EXCERTO FORNECIDO ::
○ ○ ○

12. Fundamentou as suas pretensões, brevitatis causae, no entendimento de que o ato impugnado enfermava de uma miríade de vícios, que elencou [(i) falta de fundamentação na resposta à audiência prévia feita pela A.; (ii) erro nos pressupostos de facto e de direito; e (iii) violação dos princípios da concorrência, igualdade e da intangibilidade das propostas ou imutabilidade].

13. O Tribunal Administrativo e Fiscal do Porto, após algumas vicissitudes processuais, julgou bem fundada a pretensão da Autora e, consequentemente, instou as partes a estabelecerem, por mútuo consenso, o quantum indemnizatório devido, no prazo de 30 [trinta] dias, em conformidade com o estatuído no artigo 45.º, n.º 1, alínea d), do Código de Processo nos Tribunais Administrativos.

14. Perlustrando a fundamentação de direito vertida na decisão judicial recorrida, verifica-se que a decisão judicial recorrida fundamentou-se, primacialmente, no entendimento de que, não obstante a não verificação dos alegados vícios de insuficiência de fundamentação e violação dos princípios da concorrência e igualdade, o acto administrativo de adjudicação padecia, indubitavelmente, de vício de violação de lei, por erro nos pressupostos de facto e de direito, consubstanciado na apresentação de três prazos distintos na proposta e na manifesta inadequação do plano de trabalhos, circunstâncias que, per se, justificariam a anulação do referido ato.

○ ○ ○

LINHAS FORNECIDAS ::
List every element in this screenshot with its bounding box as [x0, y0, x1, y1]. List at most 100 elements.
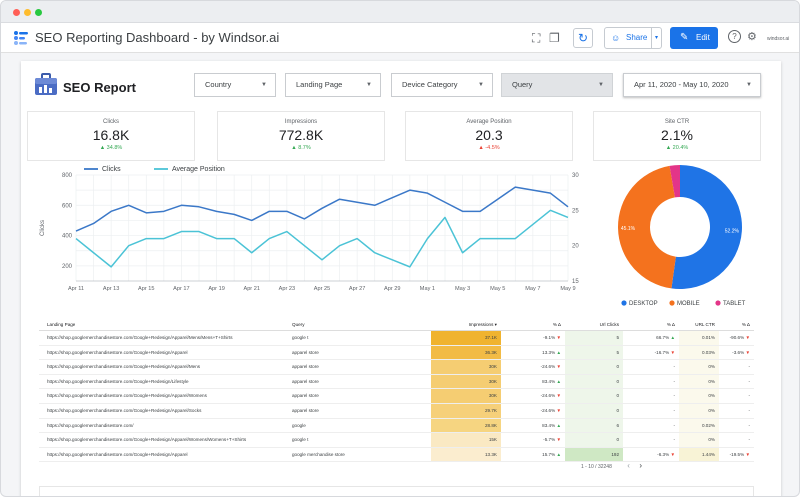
cell-heat-shading	[431, 418, 501, 433]
cell-ctr-change: -3.6% ▼	[732, 349, 750, 355]
table-row[interactable]: https://shop.googlemerchandisestore.com/…	[39, 360, 754, 375]
column-header-impressions-change[interactable]: % Δ	[552, 322, 561, 327]
landing-page-filter[interactable]: Landing Page ▼	[285, 73, 381, 97]
copy-icon[interactable]: ❐	[549, 31, 560, 45]
cell-impressions: 36.3K	[484, 349, 497, 355]
refresh-icon[interactable]: ↻	[573, 28, 593, 48]
cell-impressions: 30K	[488, 364, 497, 370]
donut-data-label: 52.2%	[725, 229, 740, 235]
country-filter-label: Country	[205, 80, 232, 89]
cell-impressions: 28.8K	[484, 422, 497, 428]
kpi-impressions: Impressions 772.8K ▲ 8.7%	[217, 111, 385, 161]
cell-impressions: 30K	[488, 393, 497, 399]
device-category-filter[interactable]: Device Category ▼	[391, 73, 493, 97]
column-header-ctr-change[interactable]: % Δ	[741, 322, 750, 327]
x-tick-label: Apr 19	[208, 286, 224, 292]
help-icon[interactable]: ?	[728, 30, 741, 43]
edit-button[interactable]: ✎ Edit	[670, 27, 718, 49]
query-filter[interactable]: Query ▼	[501, 73, 613, 97]
cell-clicks-change: -16.7% ▼	[654, 349, 675, 355]
cell-heat-shading	[565, 433, 623, 447]
cell-ctr-change: -	[748, 407, 750, 413]
cell-url-clicks: 5	[616, 335, 619, 340]
user-account[interactable]: windsor.ai	[767, 36, 790, 42]
kpi-label: Average Position	[466, 119, 512, 125]
kpi-value: 772.8K	[278, 127, 324, 143]
cell-ctr-change: -	[748, 393, 750, 399]
x-tick-label: Apr 29	[384, 286, 400, 292]
cell-url-ctr: 0%	[708, 437, 715, 443]
cell-impressions-change: 15.7% ▲	[542, 451, 561, 457]
cell-landing-page: https://shop.googlemerchandisestore.com/…	[47, 393, 207, 399]
table-row[interactable]: https://shop.googlemerchandisestore.com/…	[39, 331, 754, 346]
column-header-url-ctr[interactable]: URL CTR	[695, 322, 715, 327]
cell-landing-page: https://shop.googlemerchandisestore.com/…	[47, 451, 188, 457]
legend-label: Clicks	[102, 166, 121, 173]
table-row[interactable]: https://shop.googlemerchandisestore.com/…	[39, 447, 754, 463]
cell-impressions: 13.3K	[484, 451, 497, 457]
cell-heat-shading	[431, 374, 501, 389]
cell-url-clicks: 0	[616, 393, 619, 399]
cell-url-ctr: 0.02%	[701, 422, 715, 428]
kpi-value: 2.1%	[661, 127, 693, 143]
minimize-window-button[interactable]	[24, 9, 31, 16]
cell-url-clicks: 0	[616, 364, 619, 370]
chevron-right-icon[interactable]: ›	[639, 461, 642, 470]
cell-heat-shading	[431, 389, 501, 403]
chevron-left-icon[interactable]: ‹	[627, 461, 630, 470]
column-header-impressions[interactable]: Impressions ▾	[468, 322, 497, 327]
table-row[interactable]: https://shop.googlemerchandisestore.com/…	[39, 345, 754, 361]
maximize-window-button[interactable]	[35, 9, 42, 16]
share-label: Share	[626, 33, 648, 42]
column-header-clicks-change[interactable]: % Δ	[666, 322, 675, 327]
cell-impressions: 37.1K	[484, 335, 497, 340]
column-header-url-clicks[interactable]: Url Clicks	[599, 322, 619, 327]
x-tick-label: May 5	[490, 286, 505, 292]
cell-landing-page: https://shop.googlemerchandisestore.com/…	[47, 364, 201, 370]
pencil-icon: ✎	[680, 32, 689, 43]
table-row[interactable]: https://shop.googlemerchandisestore.com/…	[39, 433, 754, 448]
datastudio-logo-icon	[14, 31, 28, 45]
app-header: SEO Reporting Dashboard - by Windsor.ai …	[1, 23, 799, 53]
cell-heat-shading	[565, 389, 623, 403]
cell-landing-page: https://shop.googlemerchandisestore.com/…	[47, 349, 188, 355]
kpi-clicks: Clicks 16.8K ▲ 34.8%	[27, 111, 195, 161]
chevron-down-icon[interactable]: ▾	[650, 28, 658, 48]
x-tick-label: Apr 25	[314, 286, 330, 292]
cell-heat-shading	[565, 374, 623, 389]
kpi-value: 20.3	[475, 127, 503, 143]
settings-icon[interactable]: ⚙	[747, 31, 757, 43]
cell-heat-shading	[679, 418, 719, 433]
y-left-tick-label: 200	[62, 264, 73, 270]
legend-label: Average Position	[172, 166, 225, 173]
cell-clicks-change: -	[673, 393, 675, 399]
cell-heat-shading	[679, 403, 719, 418]
edit-label: Edit	[696, 33, 710, 42]
fullscreen-icon[interactable]: ⛶	[532, 31, 541, 45]
cell-clicks-change: -6.3% ▼	[657, 451, 675, 457]
close-window-button[interactable]	[13, 9, 20, 16]
donut-data-label: 45.1%	[621, 226, 636, 232]
kpi-change: ▲ 8.7%	[291, 145, 311, 151]
country-filter[interactable]: Country ▼	[194, 73, 276, 97]
cell-url-clicks: 6	[616, 422, 619, 428]
cell-impressions: 29.7K	[484, 407, 497, 413]
cell-url-ctr: 1.44%	[701, 451, 715, 457]
table-row[interactable]: https://shop.googlemerchandisestore.com/…	[39, 418, 754, 434]
date-range-picker[interactable]: Apr 11, 2020 - May 10, 2020 ▼	[623, 73, 761, 97]
column-header-landing-page[interactable]: Landing Page	[47, 322, 76, 327]
y-axis-title: Clicks	[40, 220, 46, 236]
table-row[interactable]: https://shop.googlemerchandisestore.com/…	[39, 374, 754, 390]
cell-query: apparel store	[292, 407, 319, 413]
cell-clicks-change: -	[673, 378, 675, 384]
table-row[interactable]: https://shop.googlemerchandisestore.com/…	[39, 403, 754, 419]
cell-heat-shading	[431, 433, 501, 447]
share-button[interactable]: ☺ Share ▾	[604, 27, 662, 49]
cell-ctr-change: -90.6% ▼	[729, 335, 750, 340]
column-header-query[interactable]: Query	[292, 322, 305, 327]
table-row[interactable]: https://shop.googlemerchandisestore.com/…	[39, 389, 754, 404]
cell-heat-shading	[679, 433, 719, 447]
report-canvas: SEO Report Country ▼ Landing Page ▼ Devi…	[21, 61, 781, 496]
cell-heat-shading	[679, 374, 719, 389]
cell-landing-page: https://shop.googlemerchandisestore.com/	[47, 422, 134, 428]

○ ○ ○

TAREFAS A REALIZAR ::
**a)** Segundo o excerto sobre a ação no Tribunal Administrativo e Fiscal do Porto, em que prazo deviam as partes fixar, por mútuo consenso, o montante da indemnização?
**b)** Prolonga o excerto sobre a ação no Tribunal Administrativo e Fiscal do Porto a partir da sua última frase.

RESPOSTAS POR ORDEM ::
**a)** 30 dias.

**b)**
15. Realmente, o Tribunal recorrido constatou que a proposta continha três prazos distintos e incompatíveis entre si: 365 dias no formulário principal, 336 dias [correspondentes a 48 semanas] no plano de trabalhos, e 360 dias no plano de mão de obra e equipamentos, o que violava diretamente a cláusula 9.ª do caderno de encargos e o ponto II do programa do procedimento, que estabeleciam claramente um prazo de execução contratual de 12 meses [contados da data de consignação até a receção provisória].

16. Outrossim, observou que o plano de trabalhos apresentado pela Contrainteressada não continha os dados relativos à execução de cada espécie de trabalhos, limitando-se a apresentar informação genérica sobre capítulos de trabalho, sem especificar concretamente as 88 tarefas da empreitada elencadas no mapa de quantidades anexo ao caderno de encargos, o que impossibilitava determinar a sequência, o escalonamento no tempo, o intervalo e o ritmo de execução das diversas espécies de trabalho, constituindo "uma verdadeira impossibilidade prática" de fiscalização, em função do que considerou que a proposta da C.I. violava os artigos 57.º, n.º 2, alínea b) e 361.º do CCP, bem como os pontos 2 e 15.V do programa do procedimento, constituindo causa de exclusão da proposta, nos termos do artigo 70.º, n.º 2, alíneas a) e f) do CCP.

17. Não obstante o reconhecimento do vício substancial supra referido, suscetível de determinar a anulação do ato de adjudicação, o Tribunal Recorrido optou por afastar o efeito anulatório relativamente ao contrato já celebrado, mediante aplicação do disposto no artigo 283.º, n.º 4, do Código dos Contratos Públicos, alicerçado na manifesta desproporcionalidade que adviria da anulação contratual, considerando o avançado estado de execução da empreitada e os relevantes interesses públicos em presença, reconhecendo à Autora, tão-somente, o direito a ressarcimento pelos prejuízos efetivamente suportados.

18. No recurso em apreço, a Recorrente manifesta concordância quanto à natureza jurídica do prazo de execução de 12 meses, reconhecendo-o como termo ou condição não submetido à concorrência.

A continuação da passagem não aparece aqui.